(Saved entries)
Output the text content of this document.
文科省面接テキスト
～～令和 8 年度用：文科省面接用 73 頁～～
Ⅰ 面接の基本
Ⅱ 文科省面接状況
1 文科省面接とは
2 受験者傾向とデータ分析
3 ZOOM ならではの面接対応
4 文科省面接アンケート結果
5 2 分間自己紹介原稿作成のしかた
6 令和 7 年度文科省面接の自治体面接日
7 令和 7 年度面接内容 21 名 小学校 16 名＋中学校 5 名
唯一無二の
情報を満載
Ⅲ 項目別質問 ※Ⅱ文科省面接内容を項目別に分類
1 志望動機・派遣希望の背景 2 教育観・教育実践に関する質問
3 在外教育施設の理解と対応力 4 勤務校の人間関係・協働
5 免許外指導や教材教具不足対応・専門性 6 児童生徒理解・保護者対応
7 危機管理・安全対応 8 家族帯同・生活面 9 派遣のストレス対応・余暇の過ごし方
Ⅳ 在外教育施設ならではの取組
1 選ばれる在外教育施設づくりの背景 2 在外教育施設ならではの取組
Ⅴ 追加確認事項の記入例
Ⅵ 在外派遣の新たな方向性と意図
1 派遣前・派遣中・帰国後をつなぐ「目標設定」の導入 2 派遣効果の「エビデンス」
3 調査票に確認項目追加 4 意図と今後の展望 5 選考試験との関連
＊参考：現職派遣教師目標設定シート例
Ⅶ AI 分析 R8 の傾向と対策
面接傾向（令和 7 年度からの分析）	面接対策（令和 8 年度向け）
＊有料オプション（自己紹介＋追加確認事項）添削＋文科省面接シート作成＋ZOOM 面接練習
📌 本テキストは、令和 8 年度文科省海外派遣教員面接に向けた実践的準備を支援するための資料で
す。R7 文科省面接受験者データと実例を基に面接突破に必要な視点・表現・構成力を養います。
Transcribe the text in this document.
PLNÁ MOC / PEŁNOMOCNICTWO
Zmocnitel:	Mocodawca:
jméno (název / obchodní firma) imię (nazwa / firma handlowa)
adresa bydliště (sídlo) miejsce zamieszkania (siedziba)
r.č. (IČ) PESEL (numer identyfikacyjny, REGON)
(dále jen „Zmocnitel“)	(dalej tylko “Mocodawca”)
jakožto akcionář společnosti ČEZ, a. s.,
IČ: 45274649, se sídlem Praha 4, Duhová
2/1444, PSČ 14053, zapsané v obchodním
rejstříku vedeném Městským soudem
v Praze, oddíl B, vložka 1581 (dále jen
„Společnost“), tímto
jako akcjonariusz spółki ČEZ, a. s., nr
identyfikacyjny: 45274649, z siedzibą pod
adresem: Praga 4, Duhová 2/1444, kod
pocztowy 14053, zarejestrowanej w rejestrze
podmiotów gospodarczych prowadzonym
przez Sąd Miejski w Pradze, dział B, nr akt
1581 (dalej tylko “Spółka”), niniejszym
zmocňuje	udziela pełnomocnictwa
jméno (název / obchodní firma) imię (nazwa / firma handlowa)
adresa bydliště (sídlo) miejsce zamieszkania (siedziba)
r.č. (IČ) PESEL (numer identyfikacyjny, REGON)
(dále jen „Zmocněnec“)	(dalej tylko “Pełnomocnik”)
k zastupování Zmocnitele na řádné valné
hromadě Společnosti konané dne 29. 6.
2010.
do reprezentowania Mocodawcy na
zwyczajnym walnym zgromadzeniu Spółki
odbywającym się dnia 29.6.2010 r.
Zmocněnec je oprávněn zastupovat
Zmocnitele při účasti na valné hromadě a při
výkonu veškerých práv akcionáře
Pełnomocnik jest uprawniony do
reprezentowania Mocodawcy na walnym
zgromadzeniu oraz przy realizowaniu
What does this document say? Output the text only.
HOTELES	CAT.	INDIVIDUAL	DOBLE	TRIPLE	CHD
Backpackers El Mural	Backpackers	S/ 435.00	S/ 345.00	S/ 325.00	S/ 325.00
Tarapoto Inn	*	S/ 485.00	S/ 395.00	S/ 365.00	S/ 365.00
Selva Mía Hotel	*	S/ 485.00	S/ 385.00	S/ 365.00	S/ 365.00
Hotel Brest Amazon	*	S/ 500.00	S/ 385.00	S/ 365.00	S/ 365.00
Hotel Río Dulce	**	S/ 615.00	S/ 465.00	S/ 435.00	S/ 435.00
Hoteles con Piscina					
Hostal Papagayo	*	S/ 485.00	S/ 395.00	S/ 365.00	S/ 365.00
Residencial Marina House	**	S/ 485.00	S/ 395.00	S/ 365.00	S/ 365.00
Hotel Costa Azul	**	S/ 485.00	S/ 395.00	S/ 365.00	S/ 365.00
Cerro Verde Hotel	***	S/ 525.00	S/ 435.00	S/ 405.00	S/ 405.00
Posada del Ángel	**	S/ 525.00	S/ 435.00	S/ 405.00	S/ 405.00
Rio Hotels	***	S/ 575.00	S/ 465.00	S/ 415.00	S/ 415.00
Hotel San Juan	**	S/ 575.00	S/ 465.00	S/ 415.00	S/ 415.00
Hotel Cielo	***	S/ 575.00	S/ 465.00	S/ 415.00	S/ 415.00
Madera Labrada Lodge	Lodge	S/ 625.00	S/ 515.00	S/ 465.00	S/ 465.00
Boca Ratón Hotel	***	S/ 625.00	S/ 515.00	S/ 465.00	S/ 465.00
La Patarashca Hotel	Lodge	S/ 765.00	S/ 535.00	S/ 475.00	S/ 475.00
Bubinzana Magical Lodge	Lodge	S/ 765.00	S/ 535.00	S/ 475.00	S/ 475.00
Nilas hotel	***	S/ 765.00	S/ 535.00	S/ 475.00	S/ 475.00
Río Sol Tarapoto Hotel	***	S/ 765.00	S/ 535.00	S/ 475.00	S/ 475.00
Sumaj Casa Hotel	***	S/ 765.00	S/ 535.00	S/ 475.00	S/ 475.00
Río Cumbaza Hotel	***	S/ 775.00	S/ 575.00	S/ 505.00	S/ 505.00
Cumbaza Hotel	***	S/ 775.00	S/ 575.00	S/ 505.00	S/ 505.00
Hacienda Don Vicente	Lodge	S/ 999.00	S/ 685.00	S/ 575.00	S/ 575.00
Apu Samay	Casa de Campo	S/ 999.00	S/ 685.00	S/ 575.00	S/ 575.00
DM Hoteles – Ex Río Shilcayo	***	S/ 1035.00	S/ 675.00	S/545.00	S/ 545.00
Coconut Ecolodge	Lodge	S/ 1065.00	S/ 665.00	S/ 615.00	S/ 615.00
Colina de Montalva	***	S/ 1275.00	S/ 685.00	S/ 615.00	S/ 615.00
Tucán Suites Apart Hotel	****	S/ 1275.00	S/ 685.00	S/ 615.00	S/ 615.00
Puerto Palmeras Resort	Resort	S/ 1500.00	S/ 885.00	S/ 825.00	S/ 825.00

▶ _SHORT TASK_:
Of all the lines in the material above, how many contain the word "zgromadzeniu"? Give only the count.

▶ _FULL SOLUTION_:
2